THE REQUEST. Restate each of the lines given below, word for word.

--- begin INPUT ---

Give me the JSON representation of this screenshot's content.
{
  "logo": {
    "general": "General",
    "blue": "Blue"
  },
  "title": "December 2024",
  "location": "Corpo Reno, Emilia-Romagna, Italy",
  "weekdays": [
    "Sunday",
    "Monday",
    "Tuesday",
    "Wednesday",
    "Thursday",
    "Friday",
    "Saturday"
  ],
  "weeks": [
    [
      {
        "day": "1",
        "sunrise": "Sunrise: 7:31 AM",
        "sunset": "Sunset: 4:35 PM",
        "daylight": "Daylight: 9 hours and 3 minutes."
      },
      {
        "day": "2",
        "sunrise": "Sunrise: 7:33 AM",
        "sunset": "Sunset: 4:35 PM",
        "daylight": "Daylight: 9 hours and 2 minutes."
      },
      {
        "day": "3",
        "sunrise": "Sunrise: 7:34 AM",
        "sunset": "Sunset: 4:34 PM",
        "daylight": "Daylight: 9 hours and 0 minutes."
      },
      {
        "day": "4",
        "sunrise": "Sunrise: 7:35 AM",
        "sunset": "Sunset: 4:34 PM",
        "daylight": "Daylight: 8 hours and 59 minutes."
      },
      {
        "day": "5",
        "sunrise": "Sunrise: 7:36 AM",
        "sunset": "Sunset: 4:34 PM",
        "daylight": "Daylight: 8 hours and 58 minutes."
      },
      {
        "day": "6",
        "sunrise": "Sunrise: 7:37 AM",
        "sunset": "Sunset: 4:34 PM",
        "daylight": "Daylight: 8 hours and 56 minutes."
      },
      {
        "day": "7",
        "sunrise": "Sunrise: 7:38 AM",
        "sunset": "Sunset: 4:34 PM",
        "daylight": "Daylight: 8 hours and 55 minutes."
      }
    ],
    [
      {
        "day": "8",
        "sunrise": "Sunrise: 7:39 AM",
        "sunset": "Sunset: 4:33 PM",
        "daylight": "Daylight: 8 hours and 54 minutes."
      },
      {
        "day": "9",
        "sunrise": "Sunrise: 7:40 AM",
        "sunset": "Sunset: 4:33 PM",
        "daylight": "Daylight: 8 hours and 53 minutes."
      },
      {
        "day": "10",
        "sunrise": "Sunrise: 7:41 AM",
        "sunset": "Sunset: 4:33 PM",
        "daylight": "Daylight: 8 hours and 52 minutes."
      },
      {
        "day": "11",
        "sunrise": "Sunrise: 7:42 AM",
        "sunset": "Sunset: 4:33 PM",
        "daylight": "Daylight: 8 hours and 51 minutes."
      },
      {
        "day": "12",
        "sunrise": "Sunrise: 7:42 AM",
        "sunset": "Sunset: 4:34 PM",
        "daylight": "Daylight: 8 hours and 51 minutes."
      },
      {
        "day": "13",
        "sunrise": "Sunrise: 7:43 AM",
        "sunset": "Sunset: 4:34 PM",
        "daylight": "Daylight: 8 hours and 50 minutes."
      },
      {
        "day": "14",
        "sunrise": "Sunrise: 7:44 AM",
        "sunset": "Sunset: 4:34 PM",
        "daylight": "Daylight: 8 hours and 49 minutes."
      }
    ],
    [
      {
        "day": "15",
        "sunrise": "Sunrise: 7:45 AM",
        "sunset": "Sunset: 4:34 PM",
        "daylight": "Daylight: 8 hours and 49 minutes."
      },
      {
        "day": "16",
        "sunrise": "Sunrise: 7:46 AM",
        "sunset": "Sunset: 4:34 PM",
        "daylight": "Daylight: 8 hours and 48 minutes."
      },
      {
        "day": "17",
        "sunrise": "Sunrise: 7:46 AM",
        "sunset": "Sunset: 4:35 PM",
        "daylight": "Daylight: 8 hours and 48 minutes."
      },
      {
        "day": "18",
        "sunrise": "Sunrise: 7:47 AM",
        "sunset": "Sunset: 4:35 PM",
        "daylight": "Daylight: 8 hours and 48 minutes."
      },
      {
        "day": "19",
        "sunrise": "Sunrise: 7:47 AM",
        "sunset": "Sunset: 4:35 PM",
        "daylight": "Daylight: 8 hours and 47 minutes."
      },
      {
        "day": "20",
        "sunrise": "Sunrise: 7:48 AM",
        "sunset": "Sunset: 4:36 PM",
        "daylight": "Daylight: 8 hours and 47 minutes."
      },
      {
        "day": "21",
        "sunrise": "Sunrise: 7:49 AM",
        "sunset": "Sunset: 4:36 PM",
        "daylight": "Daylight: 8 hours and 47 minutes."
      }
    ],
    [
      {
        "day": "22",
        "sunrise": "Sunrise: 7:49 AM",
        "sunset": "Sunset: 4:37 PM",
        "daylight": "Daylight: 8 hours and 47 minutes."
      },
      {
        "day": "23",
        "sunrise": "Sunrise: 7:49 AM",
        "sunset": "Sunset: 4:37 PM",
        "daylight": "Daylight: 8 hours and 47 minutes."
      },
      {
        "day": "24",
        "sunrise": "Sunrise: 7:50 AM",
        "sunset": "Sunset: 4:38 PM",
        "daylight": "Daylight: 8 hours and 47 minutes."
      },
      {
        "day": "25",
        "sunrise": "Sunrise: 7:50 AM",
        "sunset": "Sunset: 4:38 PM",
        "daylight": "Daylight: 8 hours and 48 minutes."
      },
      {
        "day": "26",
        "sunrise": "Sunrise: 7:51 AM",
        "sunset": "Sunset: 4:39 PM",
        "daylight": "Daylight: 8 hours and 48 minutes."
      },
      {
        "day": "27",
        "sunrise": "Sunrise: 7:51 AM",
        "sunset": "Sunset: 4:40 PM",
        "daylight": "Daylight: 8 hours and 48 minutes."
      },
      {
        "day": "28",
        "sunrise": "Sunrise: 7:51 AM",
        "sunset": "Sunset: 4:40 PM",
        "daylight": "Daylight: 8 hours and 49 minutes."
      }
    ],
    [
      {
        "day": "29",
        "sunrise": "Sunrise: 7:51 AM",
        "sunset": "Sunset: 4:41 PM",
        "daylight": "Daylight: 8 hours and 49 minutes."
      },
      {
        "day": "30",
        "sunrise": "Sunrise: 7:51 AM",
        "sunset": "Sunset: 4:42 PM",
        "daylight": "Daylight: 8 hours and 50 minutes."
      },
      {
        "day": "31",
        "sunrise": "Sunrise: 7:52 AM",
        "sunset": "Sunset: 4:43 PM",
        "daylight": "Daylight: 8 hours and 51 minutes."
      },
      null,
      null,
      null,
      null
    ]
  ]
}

--- end INPUT ---

RESPONSE FOR THIS EXERCISE.
Give me the JSON representation of this screenshot's content.
{
  "logo": {
    "general": "General",
    "blue": "Blue"
  },
  "title": "December 2024",
  "location": "Corpo Reno, Emilia-Romagna, Italy",
  "weekdays": [
    "Sunday",
    "Monday",
    "Tuesday",
    "Wednesday",
    "Thursday",
    "Friday",
    "Saturday"
  ],
  "weeks": [
    [
      {
        "day": "1",
        "sunrise": "Sunrise: 7:31 AM",
        "sunset": "Sunset: 4:35 PM",
        "daylight": "Daylight: 9 hours and 3 minutes."
      },
      {
        "day": "2",
        "sunrise": "Sunrise: 7:33 AM",
        "sunset": "Sunset: 4:35 PM",
        "daylight": "Daylight: 9 hours and 2 minutes."
      },
      {
        "day": "3",
        "sunrise": "Sunrise: 7:34 AM",
        "sunset": "Sunset: 4:34 PM",
        "daylight": "Daylight: 9 hours and 0 minutes."
      },
      {
        "day": "4",
        "sunrise": "Sunrise: 7:35 AM",
        "sunset": "Sunset: 4:34 PM",
        "daylight": "Daylight: 8 hours and 59 minutes."
      },
      {
        "day": "5",
        "sunrise": "Sunrise: 7:36 AM",
        "sunset": "Sunset: 4:34 PM",
        "daylight": "Daylight: 8 hours and 58 minutes."
      },
      {
        "day": "6",
        "sunrise": "Sunrise: 7:37 AM",
        "sunset": "Sunset: 4:34 PM",
        "daylight": "Daylight: 8 hours and 56 minutes."
      },
      {
        "day": "7",
        "sunrise": "Sunrise: 7:38 AM",
        "sunset": "Sunset: 4:34 PM",
        "daylight": "Daylight: 8 hours and 55 minutes."
      }
    ],
    [
      {
        "day": "8",
        "sunrise": "Sunrise: 7:39 AM",
        "sunset": "Sunset: 4:33 PM",
        "daylight": "Daylight: 8 hours and 54 minutes."
      },
      {
        "day": "9",
        "sunrise": "Sunrise: 7:40 AM",
        "sunset": "Sunset: 4:33 PM",
        "daylight": "Daylight: 8 hours and 53 minutes."
      },
      {
        "day": "10",
        "sunrise": "Sunrise: 7:41 AM",
        "sunset": "Sunset: 4:33 PM",
        "daylight": "Daylight: 8 hours and 52 minutes."
      },
      {
        "day": "11",
        "sunrise": "Sunrise: 7:42 AM",
        "sunset": "Sunset: 4:33 PM",
        "daylight": "Daylight: 8 hours and 51 minutes."
      },
      {
        "day": "12",
        "sunrise": "Sunrise: 7:42 AM",
        "sunset": "Sunset: 4:34 PM",
        "daylight": "Daylight: 8 hours and 51 minutes."
      },
      {
        "day": "13",
        "sunrise": "Sunrise: 7:43 AM",
        "sunset": "Sunset: 4:34 PM",
        "daylight": "Daylight: 8 hours and 50 minutes."
      },
      {
        "day": "14",
        "sunrise": "Sunrise: 7:44 AM",
        "sunset": "Sunset: 4:34 PM",
        "daylight": "Daylight: 8 hours and 49 minutes."
      }
    ],
    [
      {
        "day": "15",
        "sunrise": "Sunrise: 7:45 AM",
        "sunset": "Sunset: 4:34 PM",
        "daylight": "Daylight: 8 hours and 49 minutes."
      },
      {
        "day": "16",
        "sunrise": "Sunrise: 7:46 AM",
        "sunset": "Sunset: 4:34 PM",
        "daylight": "Daylight: 8 hours and 48 minutes."
      },
      {
        "day": "17",
        "sunrise": "Sunrise: 7:46 AM",
        "sunset": "Sunset: 4:35 PM",
        "daylight": "Daylight: 8 hours and 48 minutes."
      },
      {
        "day": "18",
        "sunrise": "Sunrise: 7:47 AM",
        "sunset": "Sunset: 4:35 PM",
        "daylight": "Daylight: 8 hours and 48 minutes."
      },
      {
        "day": "19",
        "sunrise": "Sunrise: 7:47 AM",
        "sunset": "Sunset: 4:35 PM",
        "daylight": "Daylight: 8 hours and 47 minutes."
      },
      {
        "day": "20",
        "sunrise": "Sunrise: 7:48 AM",
        "sunset": "Sunset: 4:36 PM",
        "daylight": "Daylight: 8 hours and 47 minutes."
      },
      {
        "day": "21",
        "sunrise": "Sunrise: 7:49 AM",
        "sunset": "Sunset: 4:36 PM",
        "daylight": "Daylight: 8 hours and 47 minutes."
      }
    ],
    [
      {
        "day": "22",
        "sunrise": "Sunrise: 7:49 AM",
        "sunset": "Sunset: 4:37 PM",
        "daylight": "Daylight: 8 hours and 47 minutes."
      },
      {
        "day": "23",
        "sunrise": "Sunrise: 7:49 AM",
        "sunset": "Sunset: 4:37 PM",
        "daylight": "Daylight: 8 hours and 47 minutes."
      },
      {
        "day": "24",
        "sunrise": "Sunrise: 7:50 AM",
        "sunset": "Sunset: 4:38 PM",
        "daylight": "Daylight: 8 hours and 47 minutes."
      },
      {
        "day": "25",
        "sunrise": "Sunrise: 7:50 AM",
        "sunset": "Sunset: 4:38 PM",
        "daylight": "Daylight: 8 hours and 48 minutes."
      },
      {
        "day": "26",
        "sunrise": "Sunrise: 7:51 AM",
        "sunset": "Sunset: 4:39 PM",
        "daylight": "Daylight: 8 hours and 48 minutes."
      },
      {
        "day": "27",
        "sunrise": "Sunrise: 7:51 AM",
        "sunset": "Sunset: 4:40 PM",
        "daylight": "Daylight: 8 hours and 48 minutes."
      },
      {
        "day": "28",
        "sunrise": "Sunrise: 7:51 AM",
        "sunset": "Sunset: 4:40 PM",
        "daylight": "Daylight: 8 hours and 49 minutes."
      }
    ],
    [
      {
        "day": "29",
        "sunrise": "Sunrise: 7:51 AM",
        "sunset": "Sunset: 4:41 PM",
        "daylight": "Daylight: 8 hours and 49 minutes."
      },
      {
        "day": "30",
        "sunrise": "Sunrise: 7:51 AM",
        "sunset": "Sunset: 4:42 PM",
        "daylight": "Daylight: 8 hours and 50 minutes."
      },
      {
        "day": "31",
        "sunrise": "Sunrise: 7:52 AM",
        "sunset": "Sunset: 4:43 PM",
        "daylight": "Daylight: 8 hours and 51 minutes."
      },
      null,
      null,
      null,
      null
    ]
  ]
}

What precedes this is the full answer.